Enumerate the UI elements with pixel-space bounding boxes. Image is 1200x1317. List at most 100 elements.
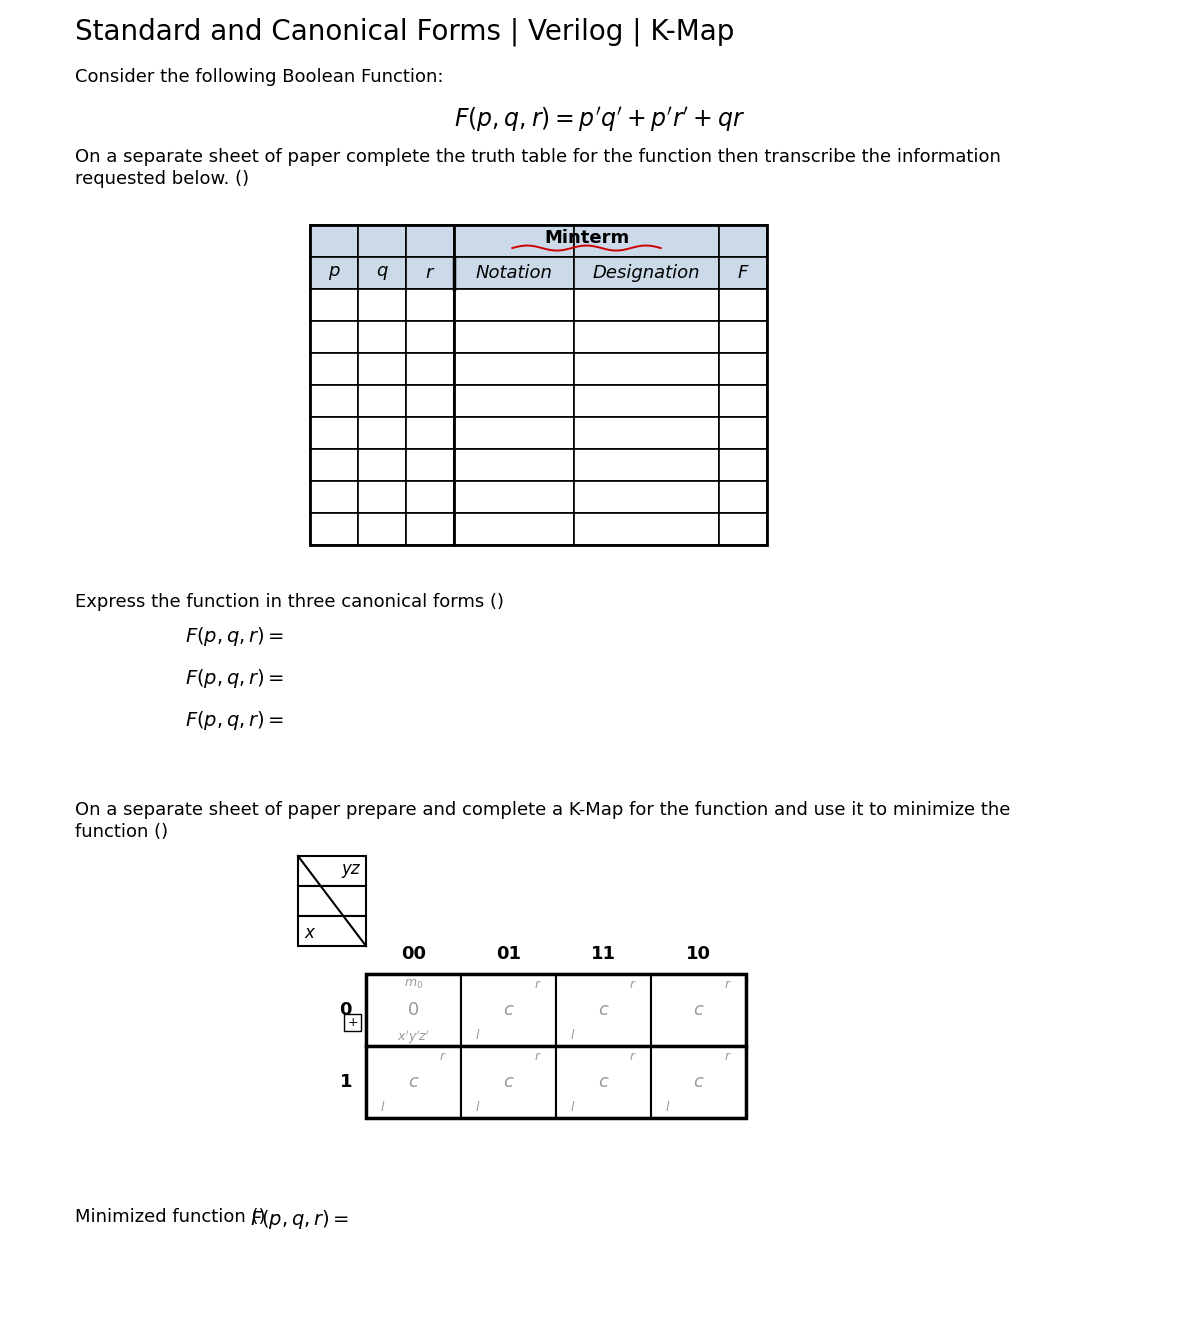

---

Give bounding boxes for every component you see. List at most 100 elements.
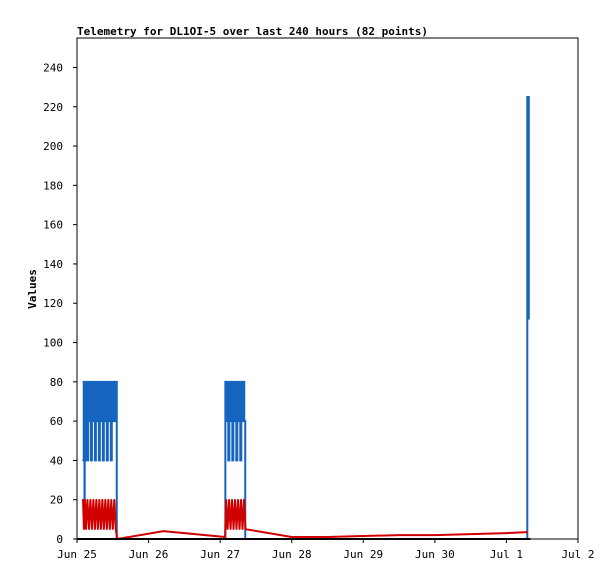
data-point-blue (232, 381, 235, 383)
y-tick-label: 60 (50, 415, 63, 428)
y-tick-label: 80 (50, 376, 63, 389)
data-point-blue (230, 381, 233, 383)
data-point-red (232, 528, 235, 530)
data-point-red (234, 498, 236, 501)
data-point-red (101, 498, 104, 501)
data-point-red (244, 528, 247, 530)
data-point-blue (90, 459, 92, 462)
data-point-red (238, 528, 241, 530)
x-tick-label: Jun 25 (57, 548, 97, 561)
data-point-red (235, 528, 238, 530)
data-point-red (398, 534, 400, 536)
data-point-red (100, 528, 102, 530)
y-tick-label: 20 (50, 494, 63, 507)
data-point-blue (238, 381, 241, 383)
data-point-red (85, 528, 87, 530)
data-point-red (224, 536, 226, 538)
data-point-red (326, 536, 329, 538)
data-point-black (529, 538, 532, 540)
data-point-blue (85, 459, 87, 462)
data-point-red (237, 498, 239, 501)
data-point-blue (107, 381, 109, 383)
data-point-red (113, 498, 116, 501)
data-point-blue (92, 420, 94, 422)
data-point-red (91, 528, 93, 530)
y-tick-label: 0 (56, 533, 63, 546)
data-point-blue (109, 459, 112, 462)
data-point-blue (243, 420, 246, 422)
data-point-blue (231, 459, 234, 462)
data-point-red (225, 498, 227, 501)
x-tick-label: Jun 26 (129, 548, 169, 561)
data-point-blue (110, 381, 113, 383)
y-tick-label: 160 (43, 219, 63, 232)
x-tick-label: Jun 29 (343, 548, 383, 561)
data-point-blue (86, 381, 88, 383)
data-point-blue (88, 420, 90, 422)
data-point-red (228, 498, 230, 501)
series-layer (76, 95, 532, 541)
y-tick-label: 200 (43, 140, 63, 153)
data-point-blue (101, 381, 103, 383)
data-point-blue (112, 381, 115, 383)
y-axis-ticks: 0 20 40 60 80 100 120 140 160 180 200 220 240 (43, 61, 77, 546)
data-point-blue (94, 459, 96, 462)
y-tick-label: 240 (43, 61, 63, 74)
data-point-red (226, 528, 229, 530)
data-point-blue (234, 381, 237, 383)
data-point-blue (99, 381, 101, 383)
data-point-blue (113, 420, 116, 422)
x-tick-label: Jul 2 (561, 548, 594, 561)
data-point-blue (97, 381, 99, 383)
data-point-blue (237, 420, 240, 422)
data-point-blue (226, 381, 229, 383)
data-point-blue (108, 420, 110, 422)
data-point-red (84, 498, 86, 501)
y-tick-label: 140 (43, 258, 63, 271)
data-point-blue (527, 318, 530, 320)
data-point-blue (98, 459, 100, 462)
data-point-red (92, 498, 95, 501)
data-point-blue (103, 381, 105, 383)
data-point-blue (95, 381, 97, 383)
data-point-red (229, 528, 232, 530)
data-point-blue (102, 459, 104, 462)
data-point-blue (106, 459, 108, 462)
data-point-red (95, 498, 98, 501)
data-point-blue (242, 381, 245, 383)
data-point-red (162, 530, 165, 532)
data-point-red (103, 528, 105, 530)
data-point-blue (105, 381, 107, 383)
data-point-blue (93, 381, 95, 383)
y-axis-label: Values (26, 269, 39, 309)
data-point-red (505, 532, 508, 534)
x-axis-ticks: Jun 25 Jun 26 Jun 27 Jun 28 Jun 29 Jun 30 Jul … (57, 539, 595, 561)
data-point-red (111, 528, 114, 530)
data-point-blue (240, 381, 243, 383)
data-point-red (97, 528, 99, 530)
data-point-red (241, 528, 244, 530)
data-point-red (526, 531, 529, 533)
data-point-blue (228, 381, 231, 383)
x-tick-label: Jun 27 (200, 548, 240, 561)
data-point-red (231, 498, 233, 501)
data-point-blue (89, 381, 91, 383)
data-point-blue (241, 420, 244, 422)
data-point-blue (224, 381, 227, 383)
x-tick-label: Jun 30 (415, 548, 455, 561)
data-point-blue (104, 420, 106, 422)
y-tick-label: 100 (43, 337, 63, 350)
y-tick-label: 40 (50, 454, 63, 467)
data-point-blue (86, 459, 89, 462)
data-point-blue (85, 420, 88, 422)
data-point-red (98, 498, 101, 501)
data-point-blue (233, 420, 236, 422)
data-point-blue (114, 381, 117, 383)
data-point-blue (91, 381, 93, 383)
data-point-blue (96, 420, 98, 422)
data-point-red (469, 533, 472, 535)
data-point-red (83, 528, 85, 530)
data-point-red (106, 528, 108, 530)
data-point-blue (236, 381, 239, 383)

PROBLEM STATEMENT: Please reproduce the stretch of entries from the line containing "Give bounding boxes" through the line containing "data-point-red (225, 498, 227, 501)" word for word, and leave out the pictures.

TASK SOLUTION:
Give bounding boxes for every component you see. List at most 100 elements.
data-point-blue (232, 381, 235, 383)
y-tick-label: 60 (50, 415, 63, 428)
y-tick-label: 80 (50, 376, 63, 389)
data-point-blue (230, 381, 233, 383)
data-point-red (232, 528, 235, 530)
data-point-red (234, 498, 236, 501)
data-point-red (101, 498, 104, 501)
data-point-red (244, 528, 247, 530)
data-point-blue (90, 459, 92, 462)
data-point-red (238, 528, 241, 530)
x-tick-label: Jun 25 (57, 548, 97, 561)
data-point-red (235, 528, 238, 530)
data-point-red (398, 534, 400, 536)
data-point-red (100, 528, 102, 530)
y-tick-label: 20 (50, 494, 63, 507)
data-point-blue (238, 381, 241, 383)
data-point-red (85, 528, 87, 530)
data-point-red (224, 536, 226, 538)
data-point-red (326, 536, 329, 538)
data-point-black (529, 538, 532, 540)
data-point-blue (85, 459, 87, 462)
data-point-red (237, 498, 239, 501)
data-point-blue (107, 381, 109, 383)
data-point-red (113, 498, 116, 501)
data-point-blue (92, 420, 94, 422)
data-point-red (91, 528, 93, 530)
y-tick-label: 0 (56, 533, 63, 546)
data-point-blue (109, 459, 112, 462)
data-point-blue (243, 420, 246, 422)
data-point-blue (231, 459, 234, 462)
data-point-red (225, 498, 227, 501)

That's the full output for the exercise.